| Problem to solve |
Using the data below, gather each line that includes the word "title".
* begin Data rows *
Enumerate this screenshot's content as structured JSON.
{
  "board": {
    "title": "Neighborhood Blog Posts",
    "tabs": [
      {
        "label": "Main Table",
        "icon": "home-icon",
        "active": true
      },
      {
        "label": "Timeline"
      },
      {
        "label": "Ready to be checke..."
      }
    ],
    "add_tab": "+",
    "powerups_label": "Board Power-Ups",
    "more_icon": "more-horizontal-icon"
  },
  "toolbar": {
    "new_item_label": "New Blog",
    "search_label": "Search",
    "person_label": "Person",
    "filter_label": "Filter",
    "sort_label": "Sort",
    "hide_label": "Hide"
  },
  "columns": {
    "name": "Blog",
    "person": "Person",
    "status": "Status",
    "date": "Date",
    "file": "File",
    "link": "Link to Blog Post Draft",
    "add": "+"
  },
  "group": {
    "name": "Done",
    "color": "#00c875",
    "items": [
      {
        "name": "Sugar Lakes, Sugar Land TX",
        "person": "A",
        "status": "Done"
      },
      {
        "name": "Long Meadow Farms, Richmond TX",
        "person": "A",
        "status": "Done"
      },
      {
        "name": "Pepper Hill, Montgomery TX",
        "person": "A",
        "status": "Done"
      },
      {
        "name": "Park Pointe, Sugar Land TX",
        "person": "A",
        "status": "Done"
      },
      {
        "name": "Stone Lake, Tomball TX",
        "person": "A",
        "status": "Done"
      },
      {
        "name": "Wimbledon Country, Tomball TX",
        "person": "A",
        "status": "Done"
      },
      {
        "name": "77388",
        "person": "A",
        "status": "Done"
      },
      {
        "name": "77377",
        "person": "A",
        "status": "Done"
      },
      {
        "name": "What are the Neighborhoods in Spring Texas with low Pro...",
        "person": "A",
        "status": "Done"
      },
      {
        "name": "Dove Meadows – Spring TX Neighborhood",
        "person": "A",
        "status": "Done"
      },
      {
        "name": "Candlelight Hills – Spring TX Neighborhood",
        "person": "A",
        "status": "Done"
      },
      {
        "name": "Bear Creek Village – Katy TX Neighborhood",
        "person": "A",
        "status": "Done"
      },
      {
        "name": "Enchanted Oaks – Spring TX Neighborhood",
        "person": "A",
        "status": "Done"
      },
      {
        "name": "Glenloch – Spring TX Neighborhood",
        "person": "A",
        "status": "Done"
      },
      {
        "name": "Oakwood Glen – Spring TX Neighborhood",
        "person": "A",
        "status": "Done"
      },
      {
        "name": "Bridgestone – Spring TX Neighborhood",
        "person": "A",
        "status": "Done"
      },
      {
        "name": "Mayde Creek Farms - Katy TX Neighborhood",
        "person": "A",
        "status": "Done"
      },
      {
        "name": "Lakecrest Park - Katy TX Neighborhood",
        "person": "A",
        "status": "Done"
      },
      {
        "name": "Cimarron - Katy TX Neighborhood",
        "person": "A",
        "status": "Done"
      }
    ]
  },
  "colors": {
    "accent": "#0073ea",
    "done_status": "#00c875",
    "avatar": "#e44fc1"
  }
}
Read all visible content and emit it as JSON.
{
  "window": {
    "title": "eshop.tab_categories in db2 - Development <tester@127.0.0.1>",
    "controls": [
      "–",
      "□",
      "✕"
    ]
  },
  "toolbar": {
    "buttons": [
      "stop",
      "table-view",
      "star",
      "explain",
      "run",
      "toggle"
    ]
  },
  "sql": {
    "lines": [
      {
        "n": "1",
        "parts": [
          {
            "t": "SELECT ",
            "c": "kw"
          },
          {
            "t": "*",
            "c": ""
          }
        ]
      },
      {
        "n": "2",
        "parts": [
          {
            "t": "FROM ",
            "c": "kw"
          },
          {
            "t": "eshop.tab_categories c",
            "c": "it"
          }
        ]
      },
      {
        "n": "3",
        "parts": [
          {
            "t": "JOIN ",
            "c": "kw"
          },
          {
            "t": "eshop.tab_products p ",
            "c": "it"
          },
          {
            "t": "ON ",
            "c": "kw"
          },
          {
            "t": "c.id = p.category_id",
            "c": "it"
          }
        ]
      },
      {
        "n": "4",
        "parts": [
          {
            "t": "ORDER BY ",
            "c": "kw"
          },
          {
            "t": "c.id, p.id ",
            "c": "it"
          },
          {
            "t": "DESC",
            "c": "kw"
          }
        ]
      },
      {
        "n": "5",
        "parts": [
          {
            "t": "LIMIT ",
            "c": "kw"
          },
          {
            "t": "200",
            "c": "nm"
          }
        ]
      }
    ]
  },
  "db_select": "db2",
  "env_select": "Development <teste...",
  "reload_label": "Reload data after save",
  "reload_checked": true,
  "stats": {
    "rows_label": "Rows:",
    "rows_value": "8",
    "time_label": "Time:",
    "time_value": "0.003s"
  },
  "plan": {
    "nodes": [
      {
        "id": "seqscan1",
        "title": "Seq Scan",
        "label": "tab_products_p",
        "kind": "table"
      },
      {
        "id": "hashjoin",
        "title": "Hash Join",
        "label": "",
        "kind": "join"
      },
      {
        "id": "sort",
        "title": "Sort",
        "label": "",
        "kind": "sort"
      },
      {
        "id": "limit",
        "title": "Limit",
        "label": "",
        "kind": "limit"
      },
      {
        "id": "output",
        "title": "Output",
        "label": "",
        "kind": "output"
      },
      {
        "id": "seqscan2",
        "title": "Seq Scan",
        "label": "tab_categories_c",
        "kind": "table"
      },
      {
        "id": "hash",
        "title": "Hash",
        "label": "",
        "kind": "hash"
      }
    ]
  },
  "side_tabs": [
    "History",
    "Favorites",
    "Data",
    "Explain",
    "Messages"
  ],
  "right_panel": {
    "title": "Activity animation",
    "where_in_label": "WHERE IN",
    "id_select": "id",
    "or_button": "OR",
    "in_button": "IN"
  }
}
* end Data rows *
| Result |
    "title": "Neighborhood Blog Posts",
    "title": "eshop.tab_categories in db2 - Development <tester@127.0.0.1>",
        "title": "Seq Scan",
        "title": "Hash Join",
        "title": "Sort",
        "title": "Limit",
        "title": "Output",
        "title": "Seq Scan",
        "title": "Hash",
    "title": "Activity animation",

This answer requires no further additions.